Dataset rows about figures
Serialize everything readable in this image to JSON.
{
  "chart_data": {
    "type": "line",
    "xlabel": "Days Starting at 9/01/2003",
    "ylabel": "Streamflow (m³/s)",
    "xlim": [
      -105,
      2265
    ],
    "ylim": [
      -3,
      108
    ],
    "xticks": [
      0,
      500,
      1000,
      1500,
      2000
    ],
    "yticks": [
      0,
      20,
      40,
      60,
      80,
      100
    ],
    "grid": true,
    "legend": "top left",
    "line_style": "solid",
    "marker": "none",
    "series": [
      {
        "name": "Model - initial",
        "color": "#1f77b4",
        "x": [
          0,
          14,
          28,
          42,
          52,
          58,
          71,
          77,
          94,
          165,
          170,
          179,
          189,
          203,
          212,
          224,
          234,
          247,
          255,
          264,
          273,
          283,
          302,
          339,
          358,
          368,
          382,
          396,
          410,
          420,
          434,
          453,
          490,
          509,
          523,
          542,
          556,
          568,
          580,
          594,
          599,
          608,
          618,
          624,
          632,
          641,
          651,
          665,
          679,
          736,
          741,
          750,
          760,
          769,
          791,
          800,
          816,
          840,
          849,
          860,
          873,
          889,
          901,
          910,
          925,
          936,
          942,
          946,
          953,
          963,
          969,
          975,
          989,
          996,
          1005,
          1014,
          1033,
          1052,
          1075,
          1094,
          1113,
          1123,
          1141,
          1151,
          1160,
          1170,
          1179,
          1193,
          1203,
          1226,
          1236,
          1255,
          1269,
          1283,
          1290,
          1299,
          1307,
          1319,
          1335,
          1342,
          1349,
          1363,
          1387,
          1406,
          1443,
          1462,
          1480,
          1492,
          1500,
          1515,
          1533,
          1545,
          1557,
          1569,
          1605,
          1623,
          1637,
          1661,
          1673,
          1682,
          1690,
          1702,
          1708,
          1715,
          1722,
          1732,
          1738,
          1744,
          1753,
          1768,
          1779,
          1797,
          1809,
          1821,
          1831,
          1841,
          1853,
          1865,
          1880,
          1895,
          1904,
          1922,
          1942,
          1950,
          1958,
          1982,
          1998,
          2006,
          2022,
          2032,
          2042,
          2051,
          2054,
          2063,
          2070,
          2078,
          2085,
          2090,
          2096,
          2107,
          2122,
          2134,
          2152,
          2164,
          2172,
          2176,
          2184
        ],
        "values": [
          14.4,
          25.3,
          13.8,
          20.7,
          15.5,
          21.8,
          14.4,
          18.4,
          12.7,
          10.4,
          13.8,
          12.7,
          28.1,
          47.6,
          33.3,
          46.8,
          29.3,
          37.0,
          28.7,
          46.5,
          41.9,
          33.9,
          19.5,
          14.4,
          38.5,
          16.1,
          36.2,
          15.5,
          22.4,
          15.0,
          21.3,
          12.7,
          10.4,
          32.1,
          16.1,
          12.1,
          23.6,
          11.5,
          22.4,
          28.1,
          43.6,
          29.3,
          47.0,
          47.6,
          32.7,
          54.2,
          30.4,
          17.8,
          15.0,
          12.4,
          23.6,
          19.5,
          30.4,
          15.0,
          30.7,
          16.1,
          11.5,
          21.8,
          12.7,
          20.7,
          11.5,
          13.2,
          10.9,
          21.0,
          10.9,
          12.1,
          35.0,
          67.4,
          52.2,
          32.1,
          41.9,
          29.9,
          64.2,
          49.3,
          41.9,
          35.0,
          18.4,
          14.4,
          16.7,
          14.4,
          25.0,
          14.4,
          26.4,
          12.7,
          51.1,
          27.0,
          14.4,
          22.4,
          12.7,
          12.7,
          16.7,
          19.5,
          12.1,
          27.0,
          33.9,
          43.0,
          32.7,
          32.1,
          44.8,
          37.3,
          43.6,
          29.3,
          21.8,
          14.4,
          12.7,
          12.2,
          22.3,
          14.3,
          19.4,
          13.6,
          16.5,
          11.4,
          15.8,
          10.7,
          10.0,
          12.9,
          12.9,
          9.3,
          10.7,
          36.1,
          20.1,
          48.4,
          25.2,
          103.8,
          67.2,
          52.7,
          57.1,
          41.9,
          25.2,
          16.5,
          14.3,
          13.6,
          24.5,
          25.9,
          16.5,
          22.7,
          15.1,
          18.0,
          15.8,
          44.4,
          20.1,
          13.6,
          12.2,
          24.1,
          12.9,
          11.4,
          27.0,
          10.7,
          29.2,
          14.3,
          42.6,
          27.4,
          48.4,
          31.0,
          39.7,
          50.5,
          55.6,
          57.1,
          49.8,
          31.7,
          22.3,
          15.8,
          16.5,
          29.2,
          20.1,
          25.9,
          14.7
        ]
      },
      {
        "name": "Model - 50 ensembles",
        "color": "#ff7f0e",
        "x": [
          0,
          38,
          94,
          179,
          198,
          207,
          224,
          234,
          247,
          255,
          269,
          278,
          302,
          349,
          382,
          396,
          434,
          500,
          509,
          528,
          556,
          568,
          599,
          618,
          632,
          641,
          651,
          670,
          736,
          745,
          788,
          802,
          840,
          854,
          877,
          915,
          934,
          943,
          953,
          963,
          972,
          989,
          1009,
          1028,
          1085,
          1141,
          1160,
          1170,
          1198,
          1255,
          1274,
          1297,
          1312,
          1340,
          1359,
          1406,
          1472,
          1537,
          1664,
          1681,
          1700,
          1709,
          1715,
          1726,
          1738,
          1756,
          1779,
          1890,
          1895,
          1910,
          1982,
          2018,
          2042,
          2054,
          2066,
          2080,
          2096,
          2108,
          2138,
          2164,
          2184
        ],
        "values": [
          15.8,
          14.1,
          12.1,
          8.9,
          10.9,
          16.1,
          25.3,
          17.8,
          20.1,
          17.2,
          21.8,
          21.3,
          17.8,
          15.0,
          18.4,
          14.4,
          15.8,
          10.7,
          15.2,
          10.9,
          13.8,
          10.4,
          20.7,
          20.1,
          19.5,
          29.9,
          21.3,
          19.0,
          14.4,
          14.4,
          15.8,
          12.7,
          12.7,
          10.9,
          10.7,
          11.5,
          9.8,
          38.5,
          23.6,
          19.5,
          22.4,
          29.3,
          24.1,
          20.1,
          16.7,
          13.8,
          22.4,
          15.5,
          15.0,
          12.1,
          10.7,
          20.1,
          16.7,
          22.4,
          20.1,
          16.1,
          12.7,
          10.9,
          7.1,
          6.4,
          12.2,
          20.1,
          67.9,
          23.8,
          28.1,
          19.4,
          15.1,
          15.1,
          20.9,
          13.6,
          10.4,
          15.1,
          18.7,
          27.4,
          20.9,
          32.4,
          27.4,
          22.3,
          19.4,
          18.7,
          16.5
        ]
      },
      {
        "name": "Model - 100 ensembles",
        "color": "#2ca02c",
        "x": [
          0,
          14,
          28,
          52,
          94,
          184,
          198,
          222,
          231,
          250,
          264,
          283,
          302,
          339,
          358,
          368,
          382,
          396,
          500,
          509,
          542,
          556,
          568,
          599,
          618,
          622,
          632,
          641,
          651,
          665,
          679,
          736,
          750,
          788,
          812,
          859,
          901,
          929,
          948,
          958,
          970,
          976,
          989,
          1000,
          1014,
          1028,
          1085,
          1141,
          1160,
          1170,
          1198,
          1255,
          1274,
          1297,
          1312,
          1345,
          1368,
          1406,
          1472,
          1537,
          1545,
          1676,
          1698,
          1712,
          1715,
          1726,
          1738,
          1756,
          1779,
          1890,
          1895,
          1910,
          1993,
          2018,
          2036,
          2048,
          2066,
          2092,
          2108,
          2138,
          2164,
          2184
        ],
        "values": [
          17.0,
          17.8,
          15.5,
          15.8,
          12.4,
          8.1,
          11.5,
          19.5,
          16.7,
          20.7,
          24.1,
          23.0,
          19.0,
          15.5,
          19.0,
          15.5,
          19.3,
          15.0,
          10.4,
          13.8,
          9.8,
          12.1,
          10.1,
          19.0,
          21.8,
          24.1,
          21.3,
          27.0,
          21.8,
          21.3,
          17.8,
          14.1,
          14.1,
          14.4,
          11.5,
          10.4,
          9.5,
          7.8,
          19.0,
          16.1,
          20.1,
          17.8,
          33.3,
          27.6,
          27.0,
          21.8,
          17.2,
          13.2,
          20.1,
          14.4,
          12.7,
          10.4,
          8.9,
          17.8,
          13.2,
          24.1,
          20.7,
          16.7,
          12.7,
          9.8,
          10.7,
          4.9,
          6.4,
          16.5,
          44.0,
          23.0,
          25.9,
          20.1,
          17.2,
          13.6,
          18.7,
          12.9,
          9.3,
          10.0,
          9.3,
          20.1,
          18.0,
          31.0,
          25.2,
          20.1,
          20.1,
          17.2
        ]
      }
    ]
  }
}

Written task: Look through the data above. Each line containing the word "color" needs to be copied.

Right answer:
        "color": "#1f77b4",
        "color": "#ff7f0e",
        "color": "#2ca02c",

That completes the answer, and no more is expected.